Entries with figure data
= = = = =

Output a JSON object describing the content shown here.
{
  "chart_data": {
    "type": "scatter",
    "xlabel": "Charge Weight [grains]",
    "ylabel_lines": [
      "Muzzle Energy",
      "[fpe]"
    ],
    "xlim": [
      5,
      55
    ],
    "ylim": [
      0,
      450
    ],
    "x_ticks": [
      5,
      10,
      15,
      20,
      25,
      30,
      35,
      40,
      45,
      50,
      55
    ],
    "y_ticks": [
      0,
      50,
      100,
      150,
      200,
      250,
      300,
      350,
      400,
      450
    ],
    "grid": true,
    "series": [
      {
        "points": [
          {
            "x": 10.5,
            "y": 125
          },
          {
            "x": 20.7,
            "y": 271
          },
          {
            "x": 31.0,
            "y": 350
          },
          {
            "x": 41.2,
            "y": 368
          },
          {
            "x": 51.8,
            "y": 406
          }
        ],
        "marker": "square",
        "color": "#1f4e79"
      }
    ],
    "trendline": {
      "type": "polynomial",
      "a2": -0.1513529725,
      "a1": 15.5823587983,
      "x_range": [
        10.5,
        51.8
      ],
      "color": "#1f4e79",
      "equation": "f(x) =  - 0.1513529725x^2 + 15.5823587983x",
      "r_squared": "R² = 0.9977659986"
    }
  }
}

= = = = =

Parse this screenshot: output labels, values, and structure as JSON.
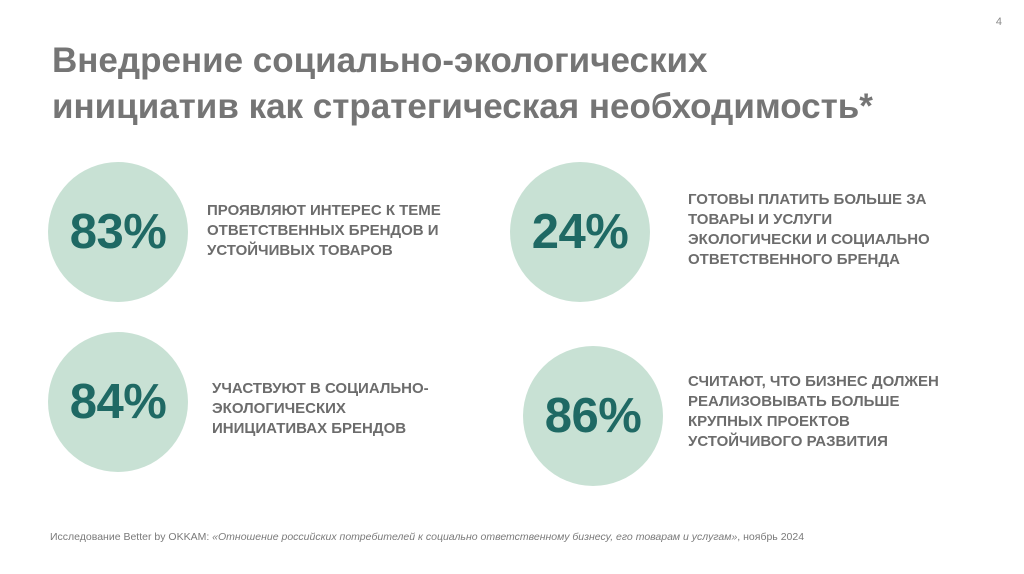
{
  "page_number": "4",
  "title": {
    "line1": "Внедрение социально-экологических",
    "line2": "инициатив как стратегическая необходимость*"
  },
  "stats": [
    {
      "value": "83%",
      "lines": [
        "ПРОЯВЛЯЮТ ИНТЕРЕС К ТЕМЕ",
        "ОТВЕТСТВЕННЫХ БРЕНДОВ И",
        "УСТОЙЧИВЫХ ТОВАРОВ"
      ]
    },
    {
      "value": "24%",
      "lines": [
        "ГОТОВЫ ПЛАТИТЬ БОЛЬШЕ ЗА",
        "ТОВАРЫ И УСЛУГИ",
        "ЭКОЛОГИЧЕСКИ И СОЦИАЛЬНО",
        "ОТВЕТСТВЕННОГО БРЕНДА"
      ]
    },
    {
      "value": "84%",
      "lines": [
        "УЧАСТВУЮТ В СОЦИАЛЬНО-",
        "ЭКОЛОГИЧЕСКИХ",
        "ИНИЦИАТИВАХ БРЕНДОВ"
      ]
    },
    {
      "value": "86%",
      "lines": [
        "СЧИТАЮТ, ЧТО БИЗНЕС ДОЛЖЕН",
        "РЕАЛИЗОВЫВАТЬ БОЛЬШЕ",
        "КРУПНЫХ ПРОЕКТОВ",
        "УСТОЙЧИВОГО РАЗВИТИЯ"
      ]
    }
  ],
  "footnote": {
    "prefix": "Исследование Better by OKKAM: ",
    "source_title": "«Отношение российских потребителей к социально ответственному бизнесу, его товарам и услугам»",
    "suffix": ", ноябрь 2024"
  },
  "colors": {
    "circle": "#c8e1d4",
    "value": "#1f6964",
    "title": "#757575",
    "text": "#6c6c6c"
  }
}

= = = = =

Spot every line that holds "JSON" and copy it.

▶ TASK RESPONSE
Output a JSON object describing the content shown here.
Parse this screenshot: output labels, values, and structure as JSON.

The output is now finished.